Data extract.
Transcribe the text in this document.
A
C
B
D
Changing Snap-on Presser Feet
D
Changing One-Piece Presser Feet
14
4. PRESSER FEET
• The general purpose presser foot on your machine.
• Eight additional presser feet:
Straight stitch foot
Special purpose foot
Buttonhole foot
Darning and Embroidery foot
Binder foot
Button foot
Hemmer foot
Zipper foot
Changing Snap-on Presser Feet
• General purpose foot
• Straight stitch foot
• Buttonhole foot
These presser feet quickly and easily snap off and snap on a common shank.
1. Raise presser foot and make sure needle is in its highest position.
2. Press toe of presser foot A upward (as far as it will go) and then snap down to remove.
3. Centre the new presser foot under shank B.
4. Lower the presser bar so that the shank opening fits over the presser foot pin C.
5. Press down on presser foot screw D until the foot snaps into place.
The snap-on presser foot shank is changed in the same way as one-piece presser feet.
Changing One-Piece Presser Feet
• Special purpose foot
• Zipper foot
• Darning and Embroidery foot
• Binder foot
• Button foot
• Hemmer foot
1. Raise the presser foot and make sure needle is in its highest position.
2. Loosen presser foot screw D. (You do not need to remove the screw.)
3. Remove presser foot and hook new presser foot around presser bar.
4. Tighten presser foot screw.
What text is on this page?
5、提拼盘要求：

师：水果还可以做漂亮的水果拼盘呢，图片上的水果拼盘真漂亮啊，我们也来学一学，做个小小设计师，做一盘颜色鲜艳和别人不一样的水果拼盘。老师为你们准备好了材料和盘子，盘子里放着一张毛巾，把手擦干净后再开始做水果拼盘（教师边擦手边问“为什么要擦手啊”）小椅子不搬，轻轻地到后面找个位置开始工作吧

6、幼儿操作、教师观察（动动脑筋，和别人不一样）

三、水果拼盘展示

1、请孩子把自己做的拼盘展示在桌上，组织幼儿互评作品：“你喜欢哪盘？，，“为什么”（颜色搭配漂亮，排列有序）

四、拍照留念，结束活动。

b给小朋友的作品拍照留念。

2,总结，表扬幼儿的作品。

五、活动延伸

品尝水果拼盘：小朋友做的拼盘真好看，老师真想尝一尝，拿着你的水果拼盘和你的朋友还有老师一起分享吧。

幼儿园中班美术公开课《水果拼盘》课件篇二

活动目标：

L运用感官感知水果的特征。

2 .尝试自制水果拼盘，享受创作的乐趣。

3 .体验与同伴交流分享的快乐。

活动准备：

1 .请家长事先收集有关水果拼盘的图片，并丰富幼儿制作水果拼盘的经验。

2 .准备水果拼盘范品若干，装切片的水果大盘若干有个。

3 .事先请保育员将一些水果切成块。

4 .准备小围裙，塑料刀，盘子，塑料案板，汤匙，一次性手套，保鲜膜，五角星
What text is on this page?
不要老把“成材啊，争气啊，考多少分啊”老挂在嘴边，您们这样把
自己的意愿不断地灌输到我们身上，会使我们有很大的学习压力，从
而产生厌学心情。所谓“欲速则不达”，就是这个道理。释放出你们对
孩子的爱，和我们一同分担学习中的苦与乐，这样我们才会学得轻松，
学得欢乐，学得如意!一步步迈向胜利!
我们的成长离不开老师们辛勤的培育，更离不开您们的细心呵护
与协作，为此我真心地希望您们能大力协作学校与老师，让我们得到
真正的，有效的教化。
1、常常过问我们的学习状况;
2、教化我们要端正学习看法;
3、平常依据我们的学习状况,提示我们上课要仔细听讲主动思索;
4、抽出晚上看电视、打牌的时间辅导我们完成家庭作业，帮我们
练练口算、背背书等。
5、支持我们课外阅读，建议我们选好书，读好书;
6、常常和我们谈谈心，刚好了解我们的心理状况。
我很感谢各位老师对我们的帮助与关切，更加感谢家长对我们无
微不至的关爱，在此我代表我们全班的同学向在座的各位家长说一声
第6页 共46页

Set task.
Type out the material again exactly as presented.

Correct output.
Transcribe the text in this document.
A
C
B
D
Changing Snap-on Presser Feet
D
Changing One-Piece Presser Feet
14
4. PRESSER FEET
• The general purpose presser foot on your machine.
• Eight additional presser feet:
Straight stitch foot
Special purpose foot
Buttonhole foot
Darning and Embroidery foot
Binder foot
Button foot
Hemmer foot
Zipper foot
Changing Snap-on Presser Feet
• General purpose foot
• Straight stitch foot
• Buttonhole foot
These presser feet quickly and easily snap off and snap on a common shank.
1. Raise presser foot and make sure needle is in its highest position.
2. Press toe of presser foot A upward (as far as it will go) and then snap down to remove.
3. Centre the new presser foot under shank B.
4. Lower the presser bar so that the shank opening fits over the presser foot pin C.
5. Press down on presser foot screw D until the foot snaps into place.
The snap-on presser foot shank is changed in the same way as one-piece presser feet.
Changing One-Piece Presser Feet
• Special purpose foot
• Zipper foot
• Darning and Embroidery foot
• Binder foot
• Button foot
• Hemmer foot
1. Raise the presser foot and make sure needle is in its highest position.
2. Loosen presser foot screw D. (You do not need to remove the screw.)
3. Remove presser foot and hook new presser foot around presser bar.
4. Tighten presser foot screw.
What text is on this page?
5、提拼盘要求：

师：水果还可以做漂亮的水果拼盘呢，图片上的水果拼盘真漂亮啊，我们也来学一学，做个小小设计师，做一盘颜色鲜艳和别人不一样的水果拼盘。老师为你们准备好了材料和盘子，盘子里放着一张毛巾，把手擦干净后再开始做水果拼盘（教师边擦手边问“为什么要擦手啊”）小椅子不搬，轻轻地到后面找个位置开始工作吧

6、幼儿操作、教师观察（动动脑筋，和别人不一样）

三、水果拼盘展示

1、请孩子把自己做的拼盘展示在桌上，组织幼儿互评作品：“你喜欢哪盘？，，“为什么”（颜色搭配漂亮，排列有序）

四、拍照留念，结束活动。

b给小朋友的作品拍照留念。

2,总结，表扬幼儿的作品。

五、活动延伸

品尝水果拼盘：小朋友做的拼盘真好看，老师真想尝一尝，拿着你的水果拼盘和你的朋友还有老师一起分享吧。

幼儿园中班美术公开课《水果拼盘》课件篇二

活动目标：

L运用感官感知水果的特征。

2 .尝试自制水果拼盘，享受创作的乐趣。

3 .体验与同伴交流分享的快乐。

活动准备：

1 .请家长事先收集有关水果拼盘的图片，并丰富幼儿制作水果拼盘的经验。

2 .准备水果拼盘范品若干，装切片的水果大盘若干有个。

3 .事先请保育员将一些水果切成块。

4 .准备小围裙，塑料刀，盘子，塑料案板，汤匙，一次性手套，保鲜膜，五角星
What text is on this page?
不要老把“成材啊，争气啊，考多少分啊”老挂在嘴边，您们这样把
自己的意愿不断地灌输到我们身上，会使我们有很大的学习压力，从
而产生厌学心情。所谓“欲速则不达”，就是这个道理。释放出你们对
孩子的爱，和我们一同分担学习中的苦与乐，这样我们才会学得轻松，
学得欢乐，学得如意!一步步迈向胜利!
我们的成长离不开老师们辛勤的培育，更离不开您们的细心呵护
与协作，为此我真心地希望您们能大力协作学校与老师，让我们得到
真正的，有效的教化。
1、常常过问我们的学习状况;
2、教化我们要端正学习看法;
3、平常依据我们的学习状况,提示我们上课要仔细听讲主动思索;
4、抽出晚上看电视、打牌的时间辅导我们完成家庭作业，帮我们
练练口算、背背书等。
5、支持我们课外阅读，建议我们选好书，读好书;
6、常常和我们谈谈心，刚好了解我们的心理状况。
我很感谢各位老师对我们的帮助与关切，更加感谢家长对我们无
微不至的关爱，在此我代表我们全班的同学向在座的各位家长说一声
第6页 共46页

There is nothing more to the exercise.